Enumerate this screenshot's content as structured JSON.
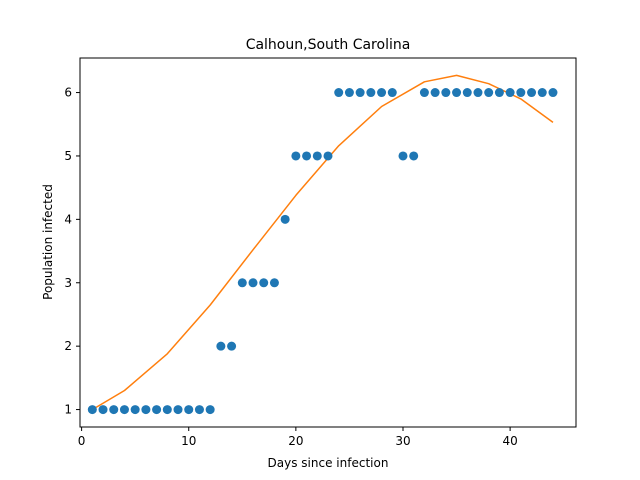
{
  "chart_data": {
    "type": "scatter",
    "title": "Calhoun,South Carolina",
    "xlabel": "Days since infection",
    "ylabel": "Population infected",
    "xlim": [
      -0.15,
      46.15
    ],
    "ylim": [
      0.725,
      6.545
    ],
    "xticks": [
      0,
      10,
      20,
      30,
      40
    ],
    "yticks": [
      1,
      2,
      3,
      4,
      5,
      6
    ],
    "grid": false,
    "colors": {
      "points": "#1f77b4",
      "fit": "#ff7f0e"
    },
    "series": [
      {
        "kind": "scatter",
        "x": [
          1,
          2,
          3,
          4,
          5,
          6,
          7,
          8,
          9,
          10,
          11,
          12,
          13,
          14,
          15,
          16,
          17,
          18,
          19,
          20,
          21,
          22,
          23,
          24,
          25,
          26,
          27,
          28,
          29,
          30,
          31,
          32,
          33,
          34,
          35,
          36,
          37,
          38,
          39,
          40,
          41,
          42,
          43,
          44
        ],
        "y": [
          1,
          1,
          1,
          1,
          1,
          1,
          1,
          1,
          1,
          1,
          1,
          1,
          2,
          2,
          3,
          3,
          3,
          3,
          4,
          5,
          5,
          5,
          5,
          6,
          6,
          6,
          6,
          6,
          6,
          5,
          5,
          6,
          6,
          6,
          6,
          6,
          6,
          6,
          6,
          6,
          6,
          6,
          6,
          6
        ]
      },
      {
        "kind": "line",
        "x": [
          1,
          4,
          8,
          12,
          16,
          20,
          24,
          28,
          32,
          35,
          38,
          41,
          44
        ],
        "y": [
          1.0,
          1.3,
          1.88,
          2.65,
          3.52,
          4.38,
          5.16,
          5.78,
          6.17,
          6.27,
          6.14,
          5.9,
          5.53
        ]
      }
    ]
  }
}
#####
Exercise requirements
Quote every record above exactly, leaving out the pictures.

Answer for the task
Enumerate this screenshot's content as structured JSON.
{
  "chart_data": {
    "type": "scatter",
    "title": "Calhoun,South Carolina",
    "xlabel": "Days since infection",
    "ylabel": "Population infected",
    "xlim": [
      -0.15,
      46.15
    ],
    "ylim": [
      0.725,
      6.545
    ],
    "xticks": [
      0,
      10,
      20,
      30,
      40
    ],
    "yticks": [
      1,
      2,
      3,
      4,
      5,
      6
    ],
    "grid": false,
    "colors": {
      "points": "#1f77b4",
      "fit": "#ff7f0e"
    },
    "series": [
      {
        "kind": "scatter",
        "x": [
          1,
          2,
          3,
          4,
          5,
          6,
          7,
          8,
          9,
          10,
          11,
          12,
          13,
          14,
          15,
          16,
          17,
          18,
          19,
          20,
          21,
          22,
          23,
          24,
          25,
          26,
          27,
          28,
          29,
          30,
          31,
          32,
          33,
          34,
          35,
          36,
          37,
          38,
          39,
          40,
          41,
          42,
          43,
          44
        ],
        "y": [
          1,
          1,
          1,
          1,
          1,
          1,
          1,
          1,
          1,
          1,
          1,
          1,
          2,
          2,
          3,
          3,
          3,
          3,
          4,
          5,
          5,
          5,
          5,
          6,
          6,
          6,
          6,
          6,
          6,
          5,
          5,
          6,
          6,
          6,
          6,
          6,
          6,
          6,
          6,
          6,
          6,
          6,
          6,
          6
        ]
      },
      {
        "kind": "line",
        "x": [
          1,
          4,
          8,
          12,
          16,
          20,
          24,
          28,
          32,
          35,
          38,
          41,
          44
        ],
        "y": [
          1.0,
          1.3,
          1.88,
          2.65,
          3.52,
          4.38,
          5.16,
          5.78,
          6.17,
          6.27,
          6.14,
          5.9,
          5.53
        ]
      }
    ]
  }
}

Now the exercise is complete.